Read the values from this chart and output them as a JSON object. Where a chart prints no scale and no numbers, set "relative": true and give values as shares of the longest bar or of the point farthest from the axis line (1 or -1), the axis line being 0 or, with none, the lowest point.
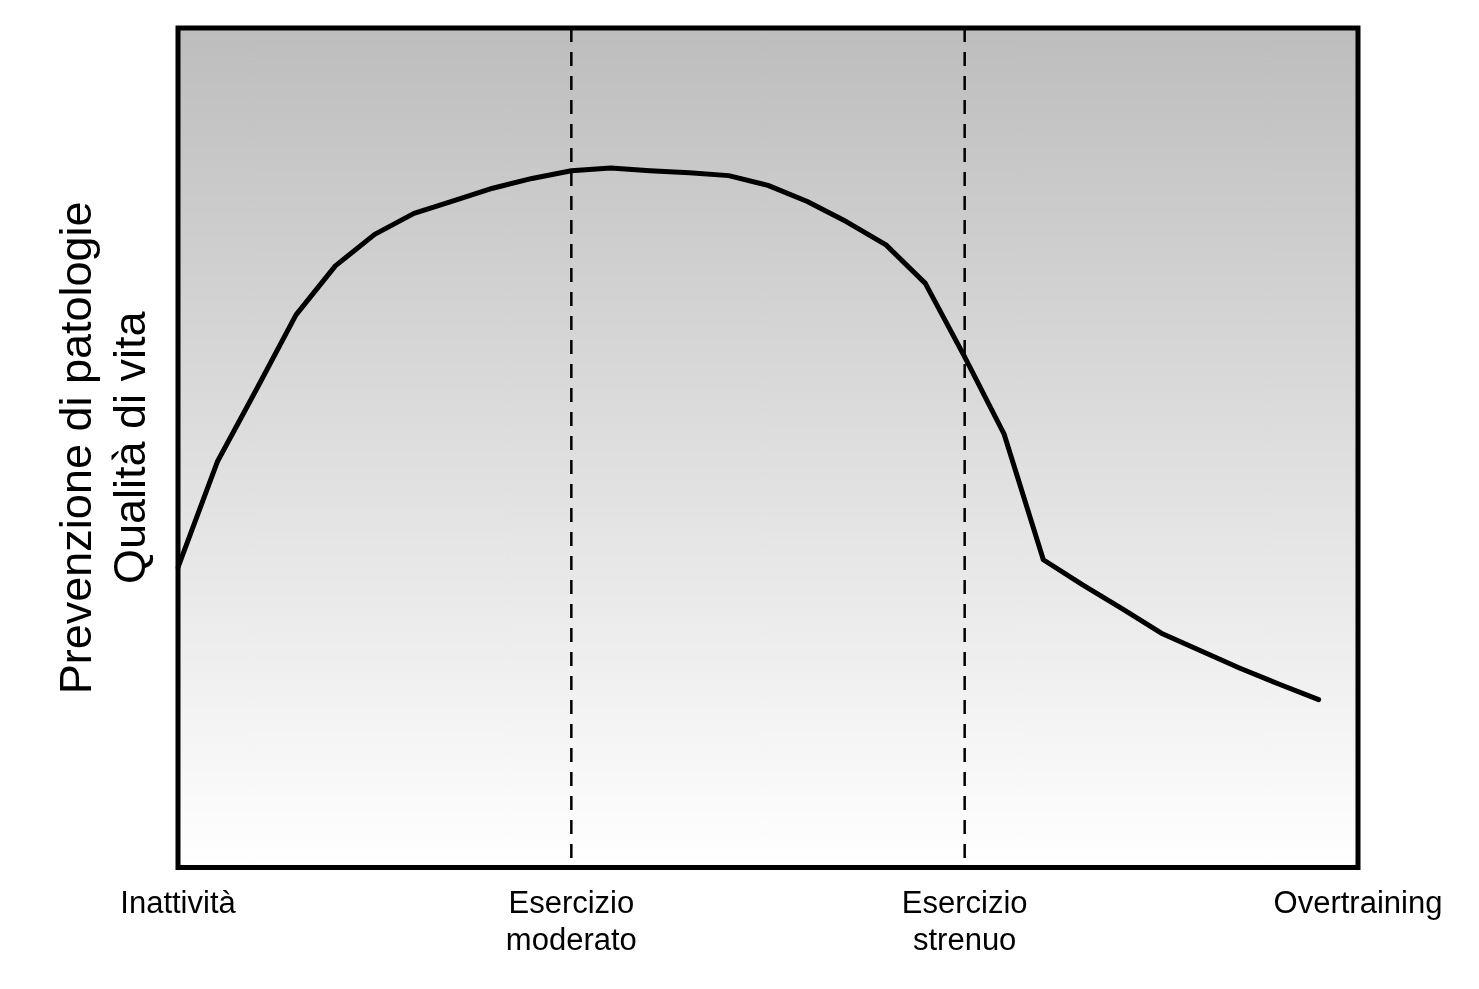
{
  "chart_data": {
    "type": "line",
    "relative": true,
    "ylabel": "Prevenzione di patologie\nQualità di vita",
    "categories": [
      "Inattività",
      null,
      null,
      null,
      null,
      null,
      null,
      null,
      null,
      null,
      "Esercizio\nmoderato",
      null,
      null,
      null,
      null,
      null,
      null,
      null,
      null,
      null,
      "Esercizio\nstrenuo",
      null,
      null,
      null,
      null,
      null,
      null,
      null,
      null,
      null,
      "Overtraining"
    ],
    "series": [
      {
        "color": "#000000",
        "values": [
          0.429,
          0.58,
          0.684,
          0.79,
          0.86,
          0.905,
          0.935,
          0.953,
          0.971,
          0.985,
          0.996,
          1,
          0.996,
          0.993,
          0.989,
          0.975,
          0.952,
          0.923,
          0.89,
          0.835,
          0.73,
          0.62,
          0.44,
          0.404,
          0.37,
          0.335,
          0.31,
          0.285,
          0.262,
          0.24,
          null
        ]
      }
    ],
    "ref_lines": [
      {
        "axis": "x",
        "value": "Esercizio\nmoderato",
        "color": "#000000",
        "line_style": "dashed"
      },
      {
        "axis": "x",
        "value": "Esercizio\nstrenuo",
        "color": "#000000",
        "line_style": "dashed"
      }
    ],
    "grid": false,
    "legend": false,
    "marker": "none",
    "line_style": "solid"
  }
}
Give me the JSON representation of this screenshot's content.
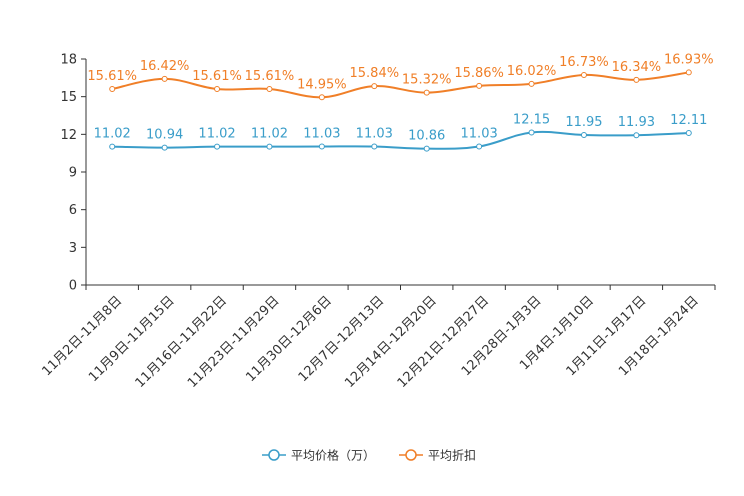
{
  "chart_data": {
    "type": "line",
    "title": "",
    "xlabel": "",
    "ylabel": "",
    "ylim": [
      0,
      18
    ],
    "yticks": [
      0,
      3,
      6,
      9,
      12,
      15,
      18
    ],
    "grid": false,
    "legend_position": "bottom-center",
    "categories": [
      "11月2日-11月8日",
      "11月9日-11月15日",
      "11月16日-11月22日",
      "11月23日-11月29日",
      "11月30日-12月6日",
      "12月7日-12月13日",
      "12月14日-12月20日",
      "12月21日-12月27日",
      "12月28日-1月3日",
      "1月4日-1月10日",
      "1月11日-1月17日",
      "1月18日-1月24日"
    ],
    "series": [
      {
        "name": "平均价格（万）",
        "color": "#3a9dc9",
        "values": [
          11.02,
          10.94,
          11.02,
          11.02,
          11.03,
          11.03,
          10.86,
          11.03,
          12.15,
          11.95,
          11.93,
          12.11
        ],
        "labels": [
          "11.02",
          "10.94",
          "11.02",
          "11.02",
          "11.03",
          "11.03",
          "10.86",
          "11.03",
          "12.15",
          "11.95",
          "11.93",
          "12.11"
        ]
      },
      {
        "name": "平均折扣",
        "color": "#f07f28",
        "values": [
          15.61,
          16.42,
          15.61,
          15.61,
          14.95,
          15.84,
          15.32,
          15.86,
          16.02,
          16.73,
          16.34,
          16.93
        ],
        "labels": [
          "15.61%",
          "16.42%",
          "15.61%",
          "15.61%",
          "14.95%",
          "15.84%",
          "15.32%",
          "15.86%",
          "16.02%",
          "16.73%",
          "16.34%",
          "16.93%"
        ]
      }
    ]
  }
}
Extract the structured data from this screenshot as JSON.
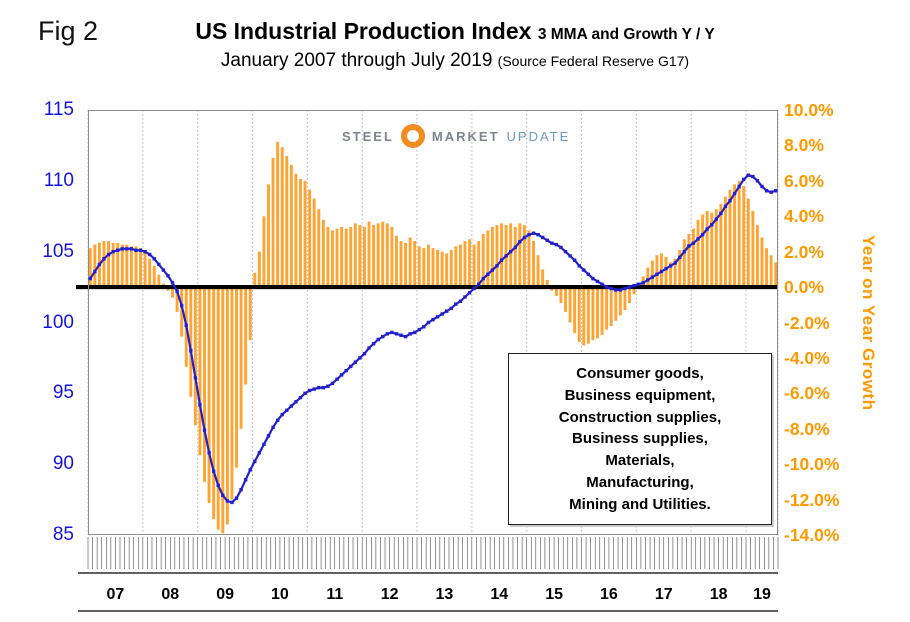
{
  "header": {
    "fig_label": "Fig 2",
    "title_main": "US Industrial Production Index",
    "title_suffix": "3 MMA and Growth Y / Y",
    "subtitle": "January 2007 through July 2019",
    "source": "(Source Federal Reserve G17)"
  },
  "logo": {
    "text_parts": [
      "STEEL",
      "MARKET",
      "UPDATE"
    ]
  },
  "annotation": {
    "lines": [
      "Consumer goods,",
      "Business equipment,",
      "Construction supplies,",
      "Business supplies,",
      "Materials,",
      "Manufacturing,",
      "Mining and Utilities."
    ]
  },
  "axes": {
    "left": {
      "color": "#1414e0",
      "ticks": [
        {
          "label": "115",
          "value": 115
        },
        {
          "label": "110",
          "value": 110
        },
        {
          "label": "105",
          "value": 105
        },
        {
          "label": "100",
          "value": 100
        },
        {
          "label": "95",
          "value": 95
        },
        {
          "label": "90",
          "value": 90
        },
        {
          "label": "85",
          "value": 85
        }
      ]
    },
    "right": {
      "color": "#ff9900",
      "title": "Year on Year Growth",
      "ticks": [
        {
          "label": "10.0%",
          "value": 10
        },
        {
          "label": "8.0%",
          "value": 8
        },
        {
          "label": "6.0%",
          "value": 6
        },
        {
          "label": "4.0%",
          "value": 4
        },
        {
          "label": "2.0%",
          "value": 2
        },
        {
          "label": "0.0%",
          "value": 0
        },
        {
          "label": "-2.0%",
          "value": -2
        },
        {
          "label": "-4.0%",
          "value": -4
        },
        {
          "label": "-6.0%",
          "value": -6
        },
        {
          "label": "-8.0%",
          "value": -8
        },
        {
          "label": "-10.0%",
          "value": -10
        },
        {
          "label": "-12.0%",
          "value": -12
        },
        {
          "label": "-14.0%",
          "value": -14
        }
      ]
    },
    "x": {
      "ticks": [
        "07",
        "08",
        "09",
        "10",
        "11",
        "12",
        "13",
        "14",
        "15",
        "16",
        "17",
        "18",
        "19"
      ]
    }
  },
  "colors": {
    "bar": "#ffa433",
    "line": "#2020cc",
    "zero_line": "#000000",
    "grid": "#b3b3b3",
    "comb": "#3a3a3a",
    "plot_border": "#8c8c8c"
  },
  "chart_data": {
    "type": "combo",
    "title": "US Industrial Production Index 3 MMA and Growth Y/Y, January 2007 through July 2019",
    "x_start": "2007-01",
    "x_end": "2019-07",
    "frequency": "monthly",
    "x_year_labels": [
      "07",
      "08",
      "09",
      "10",
      "11",
      "12",
      "13",
      "14",
      "15",
      "16",
      "17",
      "18",
      "19"
    ],
    "left_axis": {
      "label": "Industrial Production Index (3 MMA)",
      "range": [
        85,
        115
      ]
    },
    "right_axis": {
      "label": "Year on Year Growth",
      "range": [
        -14,
        10
      ]
    },
    "zero_reference": 0,
    "series": [
      {
        "name": "US Industrial Production Index (3 MMA)",
        "type": "line",
        "axis": "left",
        "color": "#2020cc",
        "values": [
          103.1,
          103.6,
          104.1,
          104.5,
          104.8,
          105.0,
          105.1,
          105.2,
          105.2,
          105.2,
          105.1,
          105.1,
          105.0,
          104.8,
          104.5,
          104.1,
          103.7,
          103.3,
          102.8,
          102.2,
          101.2,
          99.8,
          98.0,
          96.1,
          94.2,
          92.4,
          90.8,
          89.5,
          88.5,
          87.8,
          87.4,
          87.3,
          87.6,
          88.2,
          88.9,
          89.6,
          90.2,
          90.8,
          91.4,
          92.0,
          92.6,
          93.1,
          93.5,
          93.8,
          94.1,
          94.4,
          94.7,
          95.0,
          95.2,
          95.3,
          95.4,
          95.4,
          95.5,
          95.7,
          96.0,
          96.3,
          96.6,
          96.9,
          97.2,
          97.5,
          97.8,
          98.2,
          98.5,
          98.8,
          99.0,
          99.2,
          99.3,
          99.2,
          99.1,
          99.0,
          99.2,
          99.3,
          99.5,
          99.7,
          100.0,
          100.2,
          100.4,
          100.6,
          100.8,
          101.0,
          101.3,
          101.5,
          101.8,
          102.1,
          102.4,
          102.7,
          103.1,
          103.4,
          103.7,
          104.0,
          104.4,
          104.7,
          105.0,
          105.3,
          105.7,
          106.0,
          106.2,
          106.3,
          106.2,
          106.0,
          105.8,
          105.6,
          105.5,
          105.3,
          105.0,
          104.7,
          104.4,
          104.0,
          103.7,
          103.4,
          103.1,
          102.9,
          102.7,
          102.5,
          102.4,
          102.3,
          102.3,
          102.4,
          102.5,
          102.6,
          102.7,
          102.8,
          103.0,
          103.2,
          103.4,
          103.6,
          103.8,
          104.0,
          104.2,
          104.6,
          105.0,
          105.4,
          105.6,
          105.9,
          106.2,
          106.6,
          106.9,
          107.3,
          107.7,
          108.2,
          108.6,
          109.1,
          109.6,
          110.1,
          110.4,
          110.3,
          110.0,
          109.6,
          109.3,
          109.2,
          109.3
        ]
      },
      {
        "name": "Growth Y / Y",
        "type": "bar",
        "axis": "right",
        "color": "#ffa433",
        "values": [
          2.2,
          2.4,
          2.5,
          2.6,
          2.6,
          2.5,
          2.5,
          2.4,
          2.4,
          2.3,
          2.3,
          2.2,
          2.0,
          1.6,
          1.2,
          0.7,
          0.2,
          -0.2,
          -0.6,
          -1.4,
          -2.8,
          -4.5,
          -6.2,
          -7.8,
          -9.5,
          -11.0,
          -12.2,
          -13.1,
          -13.7,
          -13.9,
          -13.4,
          -12.0,
          -10.2,
          -8.0,
          -5.5,
          -3.0,
          0.8,
          2.0,
          4.0,
          5.8,
          7.3,
          8.2,
          7.9,
          7.4,
          6.9,
          6.4,
          6.1,
          6.0,
          5.5,
          5.0,
          4.4,
          3.8,
          3.4,
          3.2,
          3.3,
          3.4,
          3.3,
          3.4,
          3.6,
          3.5,
          3.4,
          3.7,
          3.5,
          3.6,
          3.7,
          3.6,
          3.4,
          2.9,
          2.6,
          2.5,
          2.8,
          2.6,
          2.3,
          2.2,
          2.4,
          2.2,
          2.1,
          2.0,
          1.9,
          2.1,
          2.3,
          2.4,
          2.6,
          2.7,
          2.4,
          2.6,
          3.0,
          3.2,
          3.4,
          3.5,
          3.6,
          3.5,
          3.6,
          3.4,
          3.6,
          3.5,
          3.2,
          2.6,
          1.8,
          1.0,
          0.4,
          -0.2,
          -0.5,
          -0.9,
          -1.4,
          -2.0,
          -2.6,
          -3.1,
          -3.3,
          -3.2,
          -3.0,
          -2.9,
          -2.7,
          -2.4,
          -2.2,
          -1.9,
          -1.6,
          -1.3,
          -0.9,
          -0.4,
          0.2,
          0.6,
          1.1,
          1.5,
          1.8,
          1.9,
          1.7,
          1.4,
          1.6,
          2.1,
          2.7,
          3.0,
          3.3,
          3.8,
          4.1,
          4.3,
          4.2,
          4.4,
          4.7,
          5.1,
          5.5,
          5.8,
          6.0,
          5.7,
          5.0,
          4.3,
          3.5,
          2.8,
          2.2,
          1.8,
          1.4
        ]
      }
    ]
  }
}
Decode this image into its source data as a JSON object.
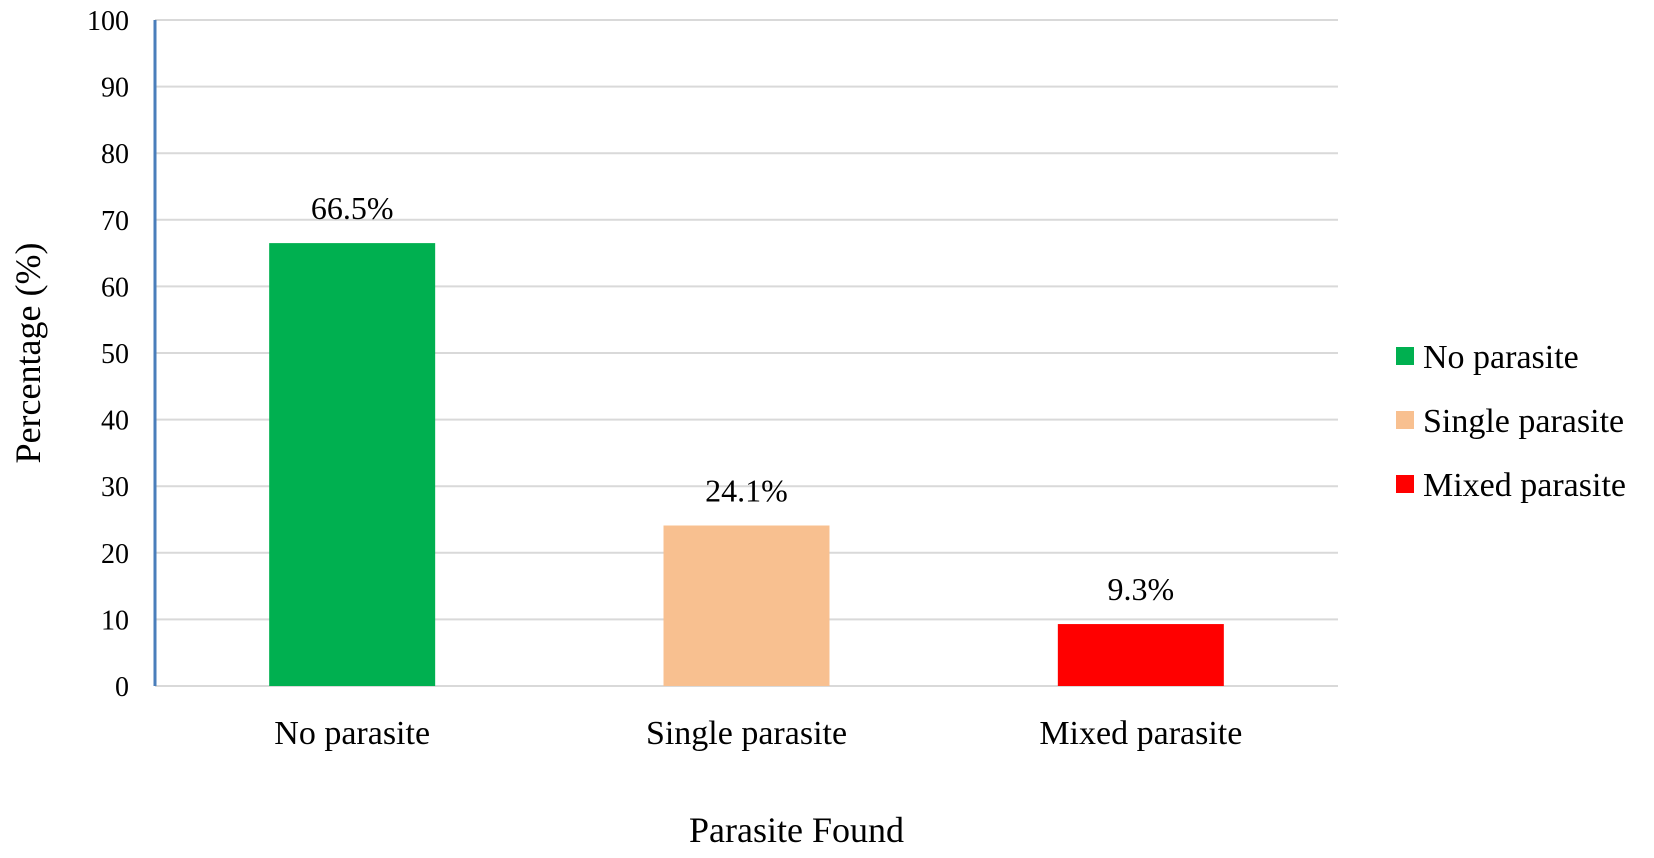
{
  "chart_data": {
    "type": "bar",
    "categories": [
      "No parasite",
      "Single parasite",
      "Mixed parasite"
    ],
    "values": [
      66.5,
      24.1,
      9.3
    ],
    "data_labels": [
      "66.5%",
      "24.1%",
      "9.3%"
    ],
    "colors": [
      "#00B050",
      "#F8C090",
      "#FF0000"
    ],
    "xlabel": "Parasite Found",
    "ylabel": "Percentage (%)",
    "ylim": [
      0,
      100
    ],
    "yticks": [
      0,
      10,
      20,
      30,
      40,
      50,
      60,
      70,
      80,
      90,
      100
    ],
    "grid": true,
    "gridline_color": "#D9D9D9",
    "axis_color": "#4A7EBB",
    "legend": {
      "placement": "right",
      "entries": [
        "No parasite",
        "Single parasite",
        "Mixed parasite"
      ]
    }
  }
}
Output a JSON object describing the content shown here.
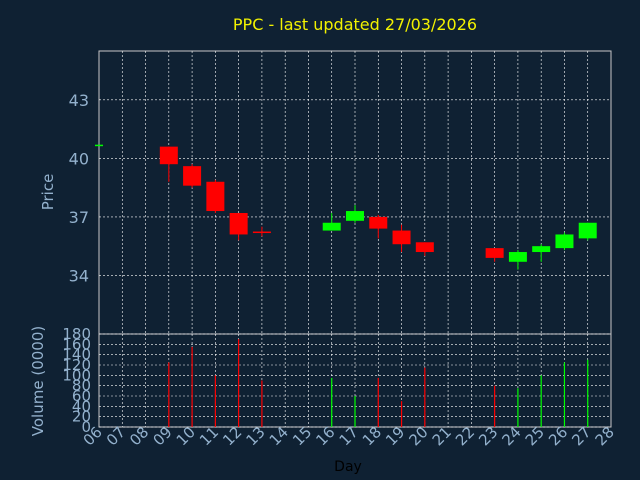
{
  "chart_data": [
    {
      "type": "candlestick",
      "title": "PPC - last updated 27/03/2026",
      "ylabel": "Price",
      "ylim": [
        31,
        45.5
      ],
      "yticks": [
        34,
        37,
        40,
        43
      ],
      "grid": true,
      "colors": {
        "up": "#00ff00",
        "down": "#ff0000",
        "grid": "#ffffff",
        "text": "#93b1cd",
        "title": "#f2f200",
        "background": "#0f2133"
      },
      "candles": [
        {
          "x": "06",
          "open": 40.7,
          "close": 40.7,
          "high": 40.7,
          "low": 40.7
        },
        {
          "x": "09",
          "open": 40.6,
          "close": 39.7,
          "high": 40.6,
          "low": 38.8
        },
        {
          "x": "10",
          "open": 39.6,
          "close": 38.6,
          "high": 39.7,
          "low": 38.5
        },
        {
          "x": "11",
          "open": 38.8,
          "close": 37.3,
          "high": 38.9,
          "low": 37.2
        },
        {
          "x": "12",
          "open": 37.2,
          "close": 36.1,
          "high": 37.2,
          "low": 35.8
        },
        {
          "x": "13",
          "open": 36.25,
          "close": 36.2,
          "high": 36.5,
          "low": 36.0
        },
        {
          "x": "16",
          "open": 36.3,
          "close": 36.7,
          "high": 37.2,
          "low": 36.3
        },
        {
          "x": "17",
          "open": 36.8,
          "close": 37.3,
          "high": 37.6,
          "low": 36.7
        },
        {
          "x": "18",
          "open": 37.0,
          "close": 36.4,
          "high": 37.1,
          "low": 35.9
        },
        {
          "x": "19",
          "open": 36.3,
          "close": 35.6,
          "high": 36.6,
          "low": 35.2
        },
        {
          "x": "20",
          "open": 35.7,
          "close": 35.2,
          "high": 35.7,
          "low": 35.0
        },
        {
          "x": "23",
          "open": 35.4,
          "close": 34.9,
          "high": 35.4,
          "low": 34.7
        },
        {
          "x": "24",
          "open": 34.7,
          "close": 35.2,
          "high": 35.3,
          "low": 34.3
        },
        {
          "x": "25",
          "open": 35.2,
          "close": 35.5,
          "high": 35.6,
          "low": 34.7
        },
        {
          "x": "26",
          "open": 35.4,
          "close": 36.1,
          "high": 36.2,
          "low": 35.3
        },
        {
          "x": "27",
          "open": 35.9,
          "close": 36.7,
          "high": 36.7,
          "low": 35.8
        }
      ]
    },
    {
      "type": "bar",
      "ylabel": "Volume (0000)",
      "xlabel": "Day",
      "ylim": [
        0,
        180
      ],
      "yticks": [
        0,
        20,
        40,
        60,
        80,
        100,
        120,
        140,
        160,
        180
      ],
      "categories": [
        "06",
        "07",
        "08",
        "09",
        "10",
        "11",
        "12",
        "13",
        "14",
        "15",
        "16",
        "17",
        "18",
        "19",
        "20",
        "21",
        "22",
        "23",
        "24",
        "25",
        "26",
        "27",
        "28"
      ],
      "bars": [
        {
          "x": "09",
          "value": 125,
          "direction": "down"
        },
        {
          "x": "10",
          "value": 155,
          "direction": "down"
        },
        {
          "x": "11",
          "value": 100,
          "direction": "down"
        },
        {
          "x": "12",
          "value": 170,
          "direction": "down"
        },
        {
          "x": "13",
          "value": 90,
          "direction": "down"
        },
        {
          "x": "16",
          "value": 95,
          "direction": "up"
        },
        {
          "x": "17",
          "value": 60,
          "direction": "up"
        },
        {
          "x": "18",
          "value": 95,
          "direction": "down"
        },
        {
          "x": "19",
          "value": 50,
          "direction": "down"
        },
        {
          "x": "20",
          "value": 115,
          "direction": "down"
        },
        {
          "x": "23",
          "value": 80,
          "direction": "down"
        },
        {
          "x": "24",
          "value": 75,
          "direction": "up"
        },
        {
          "x": "25",
          "value": 100,
          "direction": "up"
        },
        {
          "x": "26",
          "value": 125,
          "direction": "up"
        },
        {
          "x": "27",
          "value": 130,
          "direction": "up"
        }
      ]
    }
  ]
}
------------------------------------------------------------------------
§ Exercise description: Work through the listing above and report how many lines include the string "Production", with no other text.

§ Exercise solution: 4